## AIM OF THE EXERCISE
Starting at the first of the items and stopping after the line that contains "x-tick-label: 200 — [194, 436, 231, 461]", rewrite those lines with "Diameter (nm)" changed to "Particle diameter (nm)" and everything else left as is.

## DATASET ROWS
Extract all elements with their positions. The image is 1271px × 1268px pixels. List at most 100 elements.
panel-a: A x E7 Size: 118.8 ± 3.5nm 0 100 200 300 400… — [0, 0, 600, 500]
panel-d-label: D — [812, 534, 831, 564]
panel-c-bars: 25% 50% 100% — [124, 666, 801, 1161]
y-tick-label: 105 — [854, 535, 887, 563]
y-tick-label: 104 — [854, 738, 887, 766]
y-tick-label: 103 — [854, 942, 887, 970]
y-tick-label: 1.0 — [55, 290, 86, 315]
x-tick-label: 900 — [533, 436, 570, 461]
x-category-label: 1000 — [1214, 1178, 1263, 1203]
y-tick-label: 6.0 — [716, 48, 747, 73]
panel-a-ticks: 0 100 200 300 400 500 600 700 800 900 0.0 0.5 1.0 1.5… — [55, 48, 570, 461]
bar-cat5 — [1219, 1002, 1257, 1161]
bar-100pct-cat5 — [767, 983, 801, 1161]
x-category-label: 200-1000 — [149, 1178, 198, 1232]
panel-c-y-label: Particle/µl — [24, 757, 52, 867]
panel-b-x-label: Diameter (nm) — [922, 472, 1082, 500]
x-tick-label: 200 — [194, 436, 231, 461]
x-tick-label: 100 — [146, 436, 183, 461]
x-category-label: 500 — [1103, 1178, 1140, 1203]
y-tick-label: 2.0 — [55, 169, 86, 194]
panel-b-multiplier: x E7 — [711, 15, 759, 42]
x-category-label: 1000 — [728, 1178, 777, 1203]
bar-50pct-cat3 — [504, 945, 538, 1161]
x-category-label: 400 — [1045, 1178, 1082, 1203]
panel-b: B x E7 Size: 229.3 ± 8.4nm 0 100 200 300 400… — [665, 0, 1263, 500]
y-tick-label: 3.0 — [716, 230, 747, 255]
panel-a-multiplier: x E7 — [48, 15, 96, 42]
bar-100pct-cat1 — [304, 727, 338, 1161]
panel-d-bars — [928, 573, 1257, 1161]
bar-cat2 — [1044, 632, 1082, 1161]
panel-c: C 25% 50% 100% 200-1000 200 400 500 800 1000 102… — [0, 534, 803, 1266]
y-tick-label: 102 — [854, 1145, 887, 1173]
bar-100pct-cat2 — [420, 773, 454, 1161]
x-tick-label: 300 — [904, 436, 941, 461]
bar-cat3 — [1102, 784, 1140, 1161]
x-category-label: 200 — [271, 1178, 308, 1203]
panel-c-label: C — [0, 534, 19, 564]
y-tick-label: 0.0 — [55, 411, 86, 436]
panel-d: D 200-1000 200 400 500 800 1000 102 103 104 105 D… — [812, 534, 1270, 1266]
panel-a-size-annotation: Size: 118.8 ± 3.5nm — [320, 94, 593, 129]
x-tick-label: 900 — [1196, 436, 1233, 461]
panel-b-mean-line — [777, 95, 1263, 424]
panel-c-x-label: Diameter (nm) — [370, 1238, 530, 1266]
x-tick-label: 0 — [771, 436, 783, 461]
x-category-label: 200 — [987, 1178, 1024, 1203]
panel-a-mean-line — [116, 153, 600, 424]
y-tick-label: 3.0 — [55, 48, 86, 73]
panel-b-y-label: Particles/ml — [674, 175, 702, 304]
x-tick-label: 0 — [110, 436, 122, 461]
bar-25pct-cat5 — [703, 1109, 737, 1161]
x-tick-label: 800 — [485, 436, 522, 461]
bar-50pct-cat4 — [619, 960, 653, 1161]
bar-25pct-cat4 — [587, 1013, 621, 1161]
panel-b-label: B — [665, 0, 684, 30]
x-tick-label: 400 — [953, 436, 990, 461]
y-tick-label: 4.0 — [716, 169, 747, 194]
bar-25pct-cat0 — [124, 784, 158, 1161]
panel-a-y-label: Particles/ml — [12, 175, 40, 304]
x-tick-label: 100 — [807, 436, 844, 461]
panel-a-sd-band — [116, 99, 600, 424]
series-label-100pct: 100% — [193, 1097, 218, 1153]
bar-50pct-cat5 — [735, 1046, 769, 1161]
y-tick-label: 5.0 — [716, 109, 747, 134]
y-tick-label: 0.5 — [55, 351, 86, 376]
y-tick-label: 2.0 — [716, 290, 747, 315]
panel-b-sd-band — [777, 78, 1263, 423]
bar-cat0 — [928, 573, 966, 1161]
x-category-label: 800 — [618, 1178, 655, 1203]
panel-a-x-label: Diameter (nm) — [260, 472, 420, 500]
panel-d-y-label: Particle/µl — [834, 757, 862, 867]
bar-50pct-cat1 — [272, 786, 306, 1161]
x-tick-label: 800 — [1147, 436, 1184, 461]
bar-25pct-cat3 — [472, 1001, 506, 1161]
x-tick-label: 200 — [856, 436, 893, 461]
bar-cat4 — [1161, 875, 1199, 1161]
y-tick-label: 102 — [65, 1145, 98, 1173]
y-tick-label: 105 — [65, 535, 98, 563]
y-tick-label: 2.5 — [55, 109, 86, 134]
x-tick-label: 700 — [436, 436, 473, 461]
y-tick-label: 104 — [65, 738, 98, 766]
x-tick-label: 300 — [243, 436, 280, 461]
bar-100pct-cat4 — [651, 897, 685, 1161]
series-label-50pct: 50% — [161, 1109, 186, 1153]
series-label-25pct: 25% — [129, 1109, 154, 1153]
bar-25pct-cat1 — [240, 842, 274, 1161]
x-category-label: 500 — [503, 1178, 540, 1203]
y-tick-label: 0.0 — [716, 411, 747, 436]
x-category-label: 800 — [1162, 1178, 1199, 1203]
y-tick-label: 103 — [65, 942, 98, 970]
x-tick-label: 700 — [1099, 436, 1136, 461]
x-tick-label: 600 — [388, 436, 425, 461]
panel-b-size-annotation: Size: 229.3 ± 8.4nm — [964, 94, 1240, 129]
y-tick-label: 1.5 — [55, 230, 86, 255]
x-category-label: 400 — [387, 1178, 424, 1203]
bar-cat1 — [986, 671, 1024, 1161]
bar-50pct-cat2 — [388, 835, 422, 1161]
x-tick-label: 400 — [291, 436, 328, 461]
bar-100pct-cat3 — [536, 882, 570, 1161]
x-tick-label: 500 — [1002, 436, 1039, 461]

## EXERCISE RESPONSE
Extract all elements with their positions. The image is 1271px × 1268px pixels. List at most 100 elements.
panel-a: A x E7 Size: 118.8 ± 3.5nm 0 100 200 300 400… — [0, 0, 600, 500]
panel-d-label: D — [812, 534, 831, 564]
panel-c-bars: 25% 50% 100% — [124, 666, 801, 1161]
y-tick-label: 105 — [854, 535, 887, 563]
y-tick-label: 104 — [854, 738, 887, 766]
y-tick-label: 103 — [854, 942, 887, 970]
y-tick-label: 1.0 — [55, 290, 86, 315]
x-tick-label: 900 — [533, 436, 570, 461]
x-category-label: 1000 — [1214, 1178, 1263, 1203]
y-tick-label: 6.0 — [716, 48, 747, 73]
panel-a-ticks: 0 100 200 300 400 500 600 700 800 900 0.0 0.5 1.0 1.5… — [55, 48, 570, 461]
bar-cat5 — [1219, 1002, 1257, 1161]
bar-100pct-cat5 — [767, 983, 801, 1161]
x-category-label: 200-1000 — [149, 1178, 198, 1232]
panel-c-y-label: Particle/µl — [24, 757, 52, 867]
panel-b-x-label: Particle diameter (nm) — [922, 472, 1082, 500]
x-tick-label: 200 — [194, 436, 231, 461]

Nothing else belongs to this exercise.